### [STATED PROBLEM]
Below are entries to be transcribed exactly; exclude the pictures from the copy.

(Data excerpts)
- - -
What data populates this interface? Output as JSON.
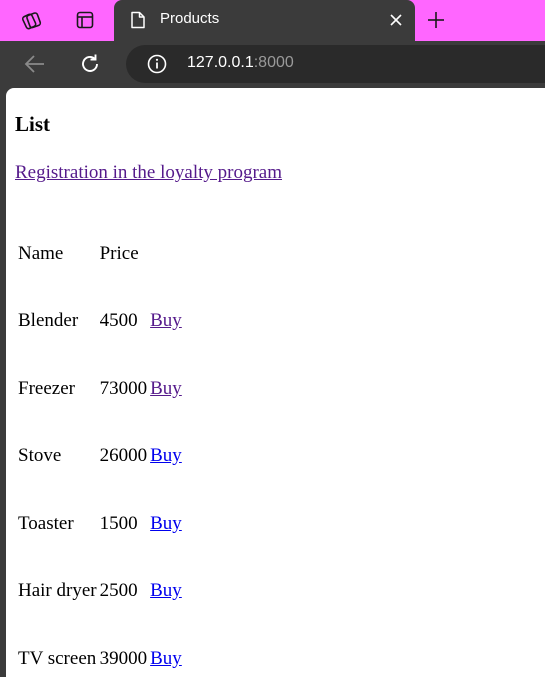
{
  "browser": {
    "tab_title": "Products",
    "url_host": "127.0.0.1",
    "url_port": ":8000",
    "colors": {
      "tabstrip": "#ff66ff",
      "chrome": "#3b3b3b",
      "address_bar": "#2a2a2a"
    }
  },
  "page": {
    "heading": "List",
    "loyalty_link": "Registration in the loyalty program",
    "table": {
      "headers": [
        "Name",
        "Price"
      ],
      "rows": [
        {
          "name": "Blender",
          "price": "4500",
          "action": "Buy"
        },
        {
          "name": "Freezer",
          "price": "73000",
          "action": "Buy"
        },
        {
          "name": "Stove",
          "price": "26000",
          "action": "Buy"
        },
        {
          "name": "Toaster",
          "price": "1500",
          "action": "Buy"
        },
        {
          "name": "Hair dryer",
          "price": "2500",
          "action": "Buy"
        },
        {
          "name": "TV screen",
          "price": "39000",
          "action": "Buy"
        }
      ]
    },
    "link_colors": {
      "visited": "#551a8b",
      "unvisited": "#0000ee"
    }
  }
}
- - -
### [WRITTEN ANSWER]
What data populates this interface? Output as JSON.
{
  "browser": {
    "tab_title": "Products",
    "url_host": "127.0.0.1",
    "url_port": ":8000",
    "colors": {
      "tabstrip": "#ff66ff",
      "chrome": "#3b3b3b",
      "address_bar": "#2a2a2a"
    }
  },
  "page": {
    "heading": "List",
    "loyalty_link": "Registration in the loyalty program",
    "table": {
      "headers": [
        "Name",
        "Price"
      ],
      "rows": [
        {
          "name": "Blender",
          "price": "4500",
          "action": "Buy"
        },
        {
          "name": "Freezer",
          "price": "73000",
          "action": "Buy"
        },
        {
          "name": "Stove",
          "price": "26000",
          "action": "Buy"
        },
        {
          "name": "Toaster",
          "price": "1500",
          "action": "Buy"
        },
        {
          "name": "Hair dryer",
          "price": "2500",
          "action": "Buy"
        },
        {
          "name": "TV screen",
          "price": "39000",
          "action": "Buy"
        }
      ]
    },
    "link_colors": {
      "visited": "#551a8b",
      "unvisited": "#0000ee"
    }
  }
}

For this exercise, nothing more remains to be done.